Select the lines that contain "Эшива" and copy each of them.

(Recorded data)
********************

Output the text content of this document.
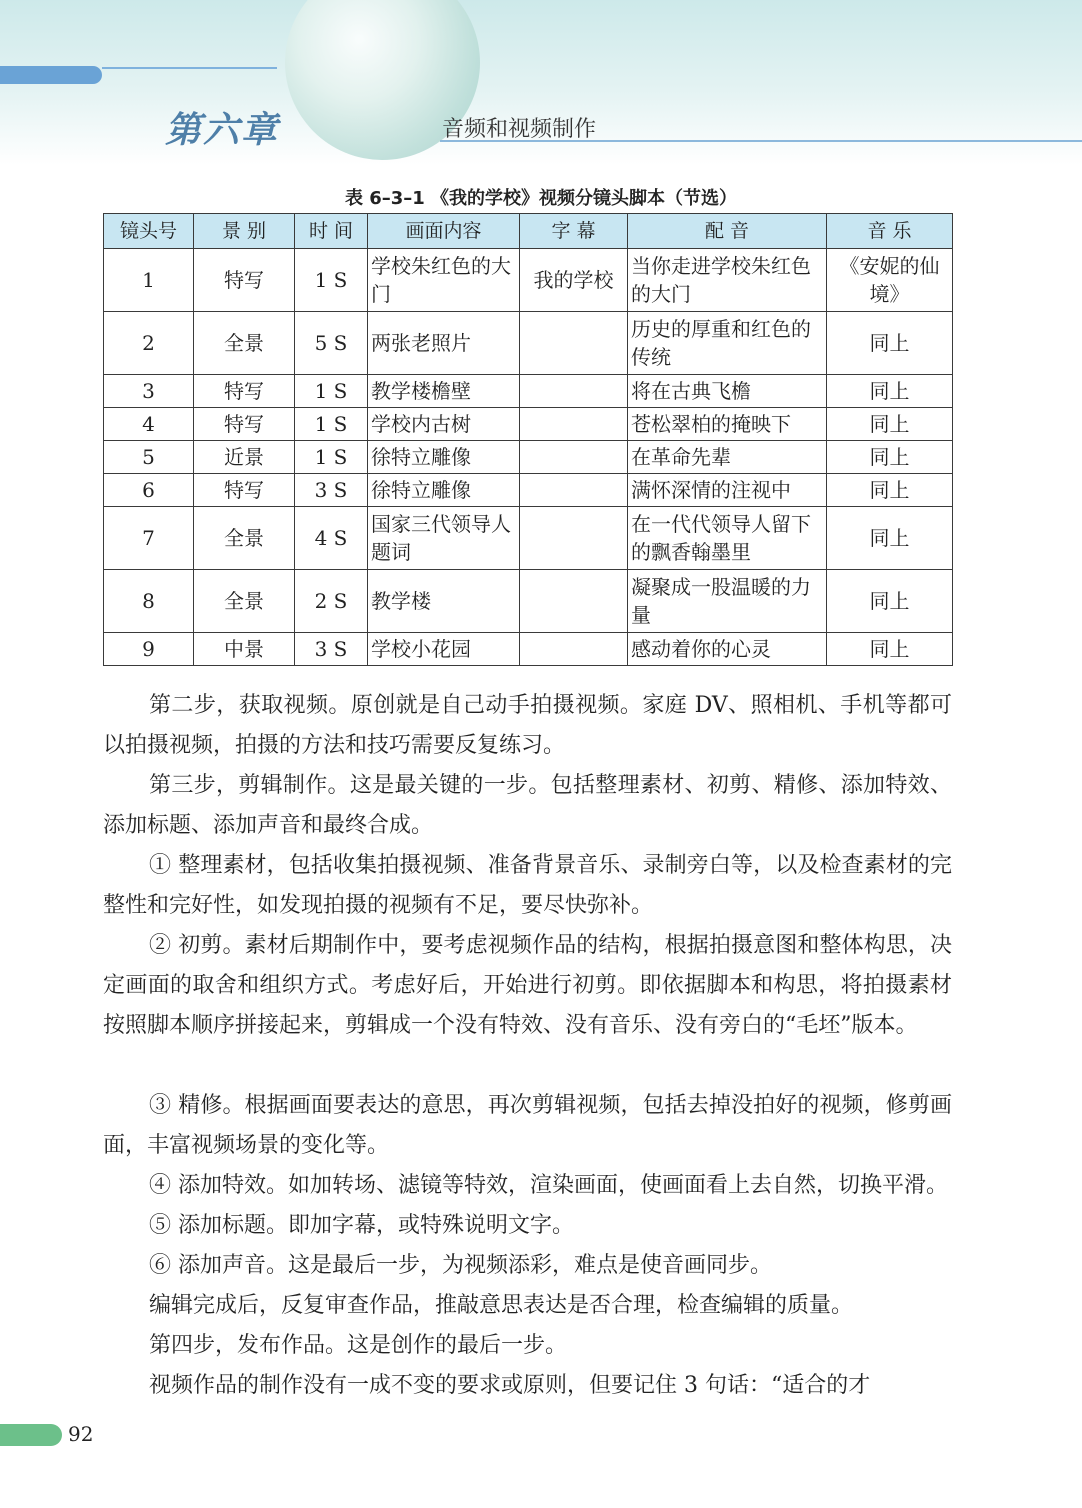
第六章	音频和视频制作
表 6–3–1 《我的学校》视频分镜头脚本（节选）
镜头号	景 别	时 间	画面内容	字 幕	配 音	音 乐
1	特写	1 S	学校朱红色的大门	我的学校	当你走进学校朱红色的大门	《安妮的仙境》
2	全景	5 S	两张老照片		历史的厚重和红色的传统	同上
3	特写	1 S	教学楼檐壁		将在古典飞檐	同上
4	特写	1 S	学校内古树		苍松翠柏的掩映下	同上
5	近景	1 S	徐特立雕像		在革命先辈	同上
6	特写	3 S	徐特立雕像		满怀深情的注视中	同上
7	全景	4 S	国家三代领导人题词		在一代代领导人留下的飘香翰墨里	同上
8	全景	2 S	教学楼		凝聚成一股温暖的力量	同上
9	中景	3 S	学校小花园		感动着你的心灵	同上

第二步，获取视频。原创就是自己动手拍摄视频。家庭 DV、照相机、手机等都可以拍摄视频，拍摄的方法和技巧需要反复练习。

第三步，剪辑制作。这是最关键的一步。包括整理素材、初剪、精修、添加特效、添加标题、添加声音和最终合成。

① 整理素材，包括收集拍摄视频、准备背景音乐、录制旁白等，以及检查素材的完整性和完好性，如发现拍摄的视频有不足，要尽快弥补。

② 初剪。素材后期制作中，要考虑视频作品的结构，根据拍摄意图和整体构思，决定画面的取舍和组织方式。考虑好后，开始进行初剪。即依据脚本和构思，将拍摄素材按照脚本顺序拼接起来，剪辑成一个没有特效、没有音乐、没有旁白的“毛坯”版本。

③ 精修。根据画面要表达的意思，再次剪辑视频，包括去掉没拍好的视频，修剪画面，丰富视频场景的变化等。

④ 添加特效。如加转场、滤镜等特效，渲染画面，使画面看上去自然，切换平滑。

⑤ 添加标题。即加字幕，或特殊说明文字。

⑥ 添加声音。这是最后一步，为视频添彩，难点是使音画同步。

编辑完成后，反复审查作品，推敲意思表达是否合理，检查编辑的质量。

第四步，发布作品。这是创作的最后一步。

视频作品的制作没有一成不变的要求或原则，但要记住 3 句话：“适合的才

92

********************

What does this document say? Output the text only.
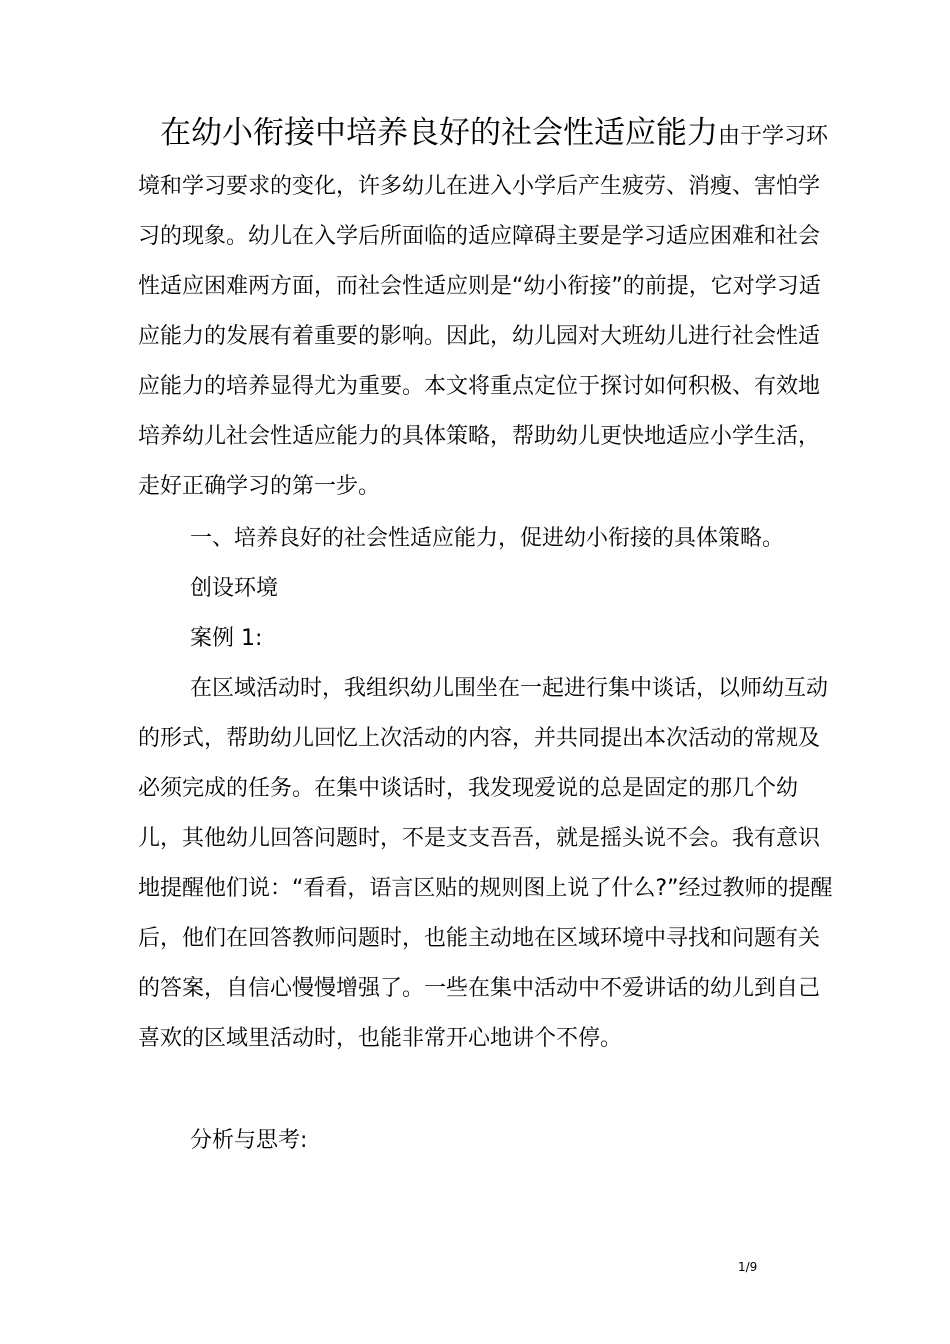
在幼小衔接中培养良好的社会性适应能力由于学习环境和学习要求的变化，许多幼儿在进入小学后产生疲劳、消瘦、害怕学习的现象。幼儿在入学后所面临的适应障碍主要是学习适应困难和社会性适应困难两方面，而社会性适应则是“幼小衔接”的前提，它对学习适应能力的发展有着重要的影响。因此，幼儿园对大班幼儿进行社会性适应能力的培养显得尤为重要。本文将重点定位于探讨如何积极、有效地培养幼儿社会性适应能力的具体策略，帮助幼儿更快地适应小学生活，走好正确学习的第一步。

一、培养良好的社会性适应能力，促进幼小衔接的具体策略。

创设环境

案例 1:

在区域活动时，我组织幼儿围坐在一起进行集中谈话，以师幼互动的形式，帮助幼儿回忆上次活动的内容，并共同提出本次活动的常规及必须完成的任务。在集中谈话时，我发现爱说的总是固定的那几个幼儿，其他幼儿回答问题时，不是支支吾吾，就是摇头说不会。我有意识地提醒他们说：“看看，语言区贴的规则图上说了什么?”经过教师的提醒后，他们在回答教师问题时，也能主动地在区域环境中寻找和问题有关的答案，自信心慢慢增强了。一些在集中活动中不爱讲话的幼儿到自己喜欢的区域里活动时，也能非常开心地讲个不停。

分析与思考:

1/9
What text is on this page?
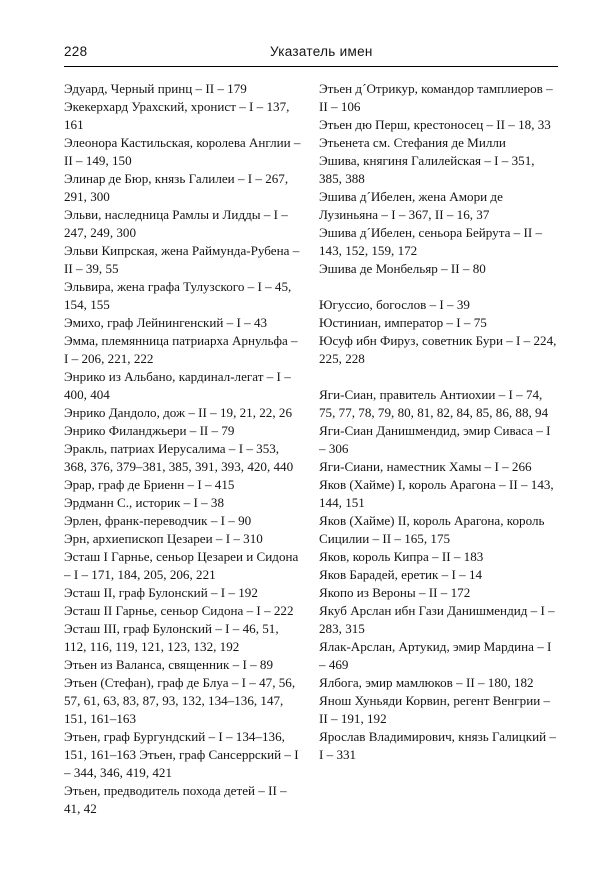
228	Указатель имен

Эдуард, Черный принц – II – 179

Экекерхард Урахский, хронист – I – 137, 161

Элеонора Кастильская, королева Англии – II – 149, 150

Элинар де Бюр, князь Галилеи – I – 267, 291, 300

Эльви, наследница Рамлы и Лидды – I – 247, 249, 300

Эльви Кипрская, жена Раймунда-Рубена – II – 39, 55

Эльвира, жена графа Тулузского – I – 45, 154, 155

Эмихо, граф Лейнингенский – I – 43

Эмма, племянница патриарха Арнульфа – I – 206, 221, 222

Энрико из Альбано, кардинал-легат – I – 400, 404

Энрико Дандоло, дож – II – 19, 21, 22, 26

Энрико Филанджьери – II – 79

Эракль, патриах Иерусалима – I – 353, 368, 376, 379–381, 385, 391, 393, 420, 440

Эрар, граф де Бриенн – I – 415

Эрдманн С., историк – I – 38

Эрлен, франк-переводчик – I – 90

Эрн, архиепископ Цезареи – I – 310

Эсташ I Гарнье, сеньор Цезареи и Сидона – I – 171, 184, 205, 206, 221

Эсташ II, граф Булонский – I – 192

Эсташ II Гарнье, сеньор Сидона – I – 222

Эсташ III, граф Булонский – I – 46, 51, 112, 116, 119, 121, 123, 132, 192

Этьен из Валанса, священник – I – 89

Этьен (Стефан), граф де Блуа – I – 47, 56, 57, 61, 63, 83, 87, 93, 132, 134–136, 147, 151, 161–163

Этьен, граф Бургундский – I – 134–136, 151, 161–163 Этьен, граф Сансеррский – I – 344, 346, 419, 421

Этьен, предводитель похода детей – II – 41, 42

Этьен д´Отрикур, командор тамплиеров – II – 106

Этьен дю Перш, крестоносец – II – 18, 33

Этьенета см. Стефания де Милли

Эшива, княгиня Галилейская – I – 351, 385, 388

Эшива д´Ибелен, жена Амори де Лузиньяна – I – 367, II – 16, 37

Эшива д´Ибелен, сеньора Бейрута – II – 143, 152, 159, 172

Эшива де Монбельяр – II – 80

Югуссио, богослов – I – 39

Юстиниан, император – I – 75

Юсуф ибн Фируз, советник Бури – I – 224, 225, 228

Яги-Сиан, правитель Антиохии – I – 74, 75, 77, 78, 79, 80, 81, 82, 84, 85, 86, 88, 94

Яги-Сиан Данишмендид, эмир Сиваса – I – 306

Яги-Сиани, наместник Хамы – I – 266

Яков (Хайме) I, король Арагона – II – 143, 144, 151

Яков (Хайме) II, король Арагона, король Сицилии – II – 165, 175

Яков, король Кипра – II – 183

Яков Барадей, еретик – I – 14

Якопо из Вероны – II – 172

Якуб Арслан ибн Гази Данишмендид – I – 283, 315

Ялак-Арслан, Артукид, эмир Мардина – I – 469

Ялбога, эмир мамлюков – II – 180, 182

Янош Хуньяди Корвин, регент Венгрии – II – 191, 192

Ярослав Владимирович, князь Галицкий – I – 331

********************

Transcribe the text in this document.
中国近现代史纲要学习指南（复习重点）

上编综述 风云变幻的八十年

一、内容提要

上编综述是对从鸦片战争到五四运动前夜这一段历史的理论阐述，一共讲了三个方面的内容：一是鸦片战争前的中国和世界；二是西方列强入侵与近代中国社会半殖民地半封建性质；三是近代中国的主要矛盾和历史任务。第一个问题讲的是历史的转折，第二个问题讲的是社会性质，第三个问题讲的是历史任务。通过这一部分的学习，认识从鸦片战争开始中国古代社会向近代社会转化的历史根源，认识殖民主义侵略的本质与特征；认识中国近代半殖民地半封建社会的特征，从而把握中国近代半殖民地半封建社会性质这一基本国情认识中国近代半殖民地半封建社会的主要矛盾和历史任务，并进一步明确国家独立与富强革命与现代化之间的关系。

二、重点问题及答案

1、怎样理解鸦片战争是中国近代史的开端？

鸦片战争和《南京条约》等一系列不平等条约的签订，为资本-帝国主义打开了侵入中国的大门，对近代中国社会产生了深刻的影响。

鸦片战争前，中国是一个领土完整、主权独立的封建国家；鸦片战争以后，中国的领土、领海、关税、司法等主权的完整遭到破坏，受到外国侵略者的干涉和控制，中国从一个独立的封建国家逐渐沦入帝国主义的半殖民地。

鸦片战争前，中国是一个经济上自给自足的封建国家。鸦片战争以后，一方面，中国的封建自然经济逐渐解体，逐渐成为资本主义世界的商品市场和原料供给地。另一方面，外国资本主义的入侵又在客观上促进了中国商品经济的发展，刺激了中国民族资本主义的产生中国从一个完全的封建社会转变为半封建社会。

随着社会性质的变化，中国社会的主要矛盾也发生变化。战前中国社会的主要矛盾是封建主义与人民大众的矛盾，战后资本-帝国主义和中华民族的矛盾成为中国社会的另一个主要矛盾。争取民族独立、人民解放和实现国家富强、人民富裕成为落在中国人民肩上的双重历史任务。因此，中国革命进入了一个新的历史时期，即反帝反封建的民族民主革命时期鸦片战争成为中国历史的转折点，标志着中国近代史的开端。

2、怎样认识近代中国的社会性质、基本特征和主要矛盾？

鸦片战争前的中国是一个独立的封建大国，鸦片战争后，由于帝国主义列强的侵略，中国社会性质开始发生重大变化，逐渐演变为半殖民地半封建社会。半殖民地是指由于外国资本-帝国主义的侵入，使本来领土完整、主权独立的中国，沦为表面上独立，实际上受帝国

********************

Solution:
Эшива, княгиня Галилейская – I – 351, 385, 388
Эшива д´Ибелен, жена Амори де Лузиньяна – I – 367, II – 16, 37
Эшива д´Ибелен, сеньора Бейрута – II – 143, 152, 159, 172
Эшива де Монбельяр – II – 80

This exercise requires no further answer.